Exercise brief
Update the items below by rewriting each line with "move-hint-dot" changed to "move-target-dot" wherever it occurs, and leave everything else unchanged.

===== Provided data

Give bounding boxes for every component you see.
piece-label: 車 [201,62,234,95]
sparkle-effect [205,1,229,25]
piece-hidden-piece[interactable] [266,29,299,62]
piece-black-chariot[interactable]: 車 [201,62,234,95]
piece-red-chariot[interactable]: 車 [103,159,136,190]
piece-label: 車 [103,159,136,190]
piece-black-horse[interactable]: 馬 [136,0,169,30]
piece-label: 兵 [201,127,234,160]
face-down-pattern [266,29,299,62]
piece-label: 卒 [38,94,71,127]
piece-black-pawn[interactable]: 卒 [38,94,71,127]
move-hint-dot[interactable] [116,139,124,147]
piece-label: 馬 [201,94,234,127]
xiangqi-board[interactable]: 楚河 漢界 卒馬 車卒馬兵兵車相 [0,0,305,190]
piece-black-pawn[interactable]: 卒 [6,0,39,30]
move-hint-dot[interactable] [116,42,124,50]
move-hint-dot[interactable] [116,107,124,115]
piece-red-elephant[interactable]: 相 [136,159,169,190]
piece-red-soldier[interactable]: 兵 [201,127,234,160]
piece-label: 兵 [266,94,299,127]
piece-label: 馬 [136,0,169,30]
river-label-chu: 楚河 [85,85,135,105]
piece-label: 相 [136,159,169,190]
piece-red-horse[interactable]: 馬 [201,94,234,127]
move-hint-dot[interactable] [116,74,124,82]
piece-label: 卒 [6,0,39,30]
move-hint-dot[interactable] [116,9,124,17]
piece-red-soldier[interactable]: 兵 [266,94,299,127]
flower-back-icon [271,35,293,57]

==========

Correct response
Give bounding boxes for every component you see.
piece-label: 車 [201,62,234,95]
sparkle-effect [205,1,229,25]
piece-hidden-piece[interactable] [266,29,299,62]
piece-black-chariot[interactable]: 車 [201,62,234,95]
piece-red-chariot[interactable]: 車 [103,159,136,190]
piece-label: 車 [103,159,136,190]
piece-black-horse[interactable]: 馬 [136,0,169,30]
piece-label: 兵 [201,127,234,160]
face-down-pattern [266,29,299,62]
piece-label: 卒 [38,94,71,127]
piece-black-pawn[interactable]: 卒 [38,94,71,127]
move-target-dot[interactable] [116,139,124,147]
piece-label: 馬 [201,94,234,127]
xiangqi-board[interactable]: 楚河 漢界 卒馬 車卒馬兵兵車相 [0,0,305,190]
piece-black-pawn[interactable]: 卒 [6,0,39,30]
move-target-dot[interactable] [116,42,124,50]
move-target-dot[interactable] [116,107,124,115]
piece-red-elephant[interactable]: 相 [136,159,169,190]
piece-red-soldier[interactable]: 兵 [201,127,234,160]
piece-label: 兵 [266,94,299,127]
piece-label: 馬 [136,0,169,30]
river-label-chu: 楚河 [85,85,135,105]
piece-label: 相 [136,159,169,190]
piece-red-horse[interactable]: 馬 [201,94,234,127]
move-target-dot[interactable] [116,74,124,82]
piece-label: 卒 [6,0,39,30]
move-target-dot[interactable] [116,9,124,17]
piece-red-soldier[interactable]: 兵 [266,94,299,127]
flower-back-icon [271,35,293,57]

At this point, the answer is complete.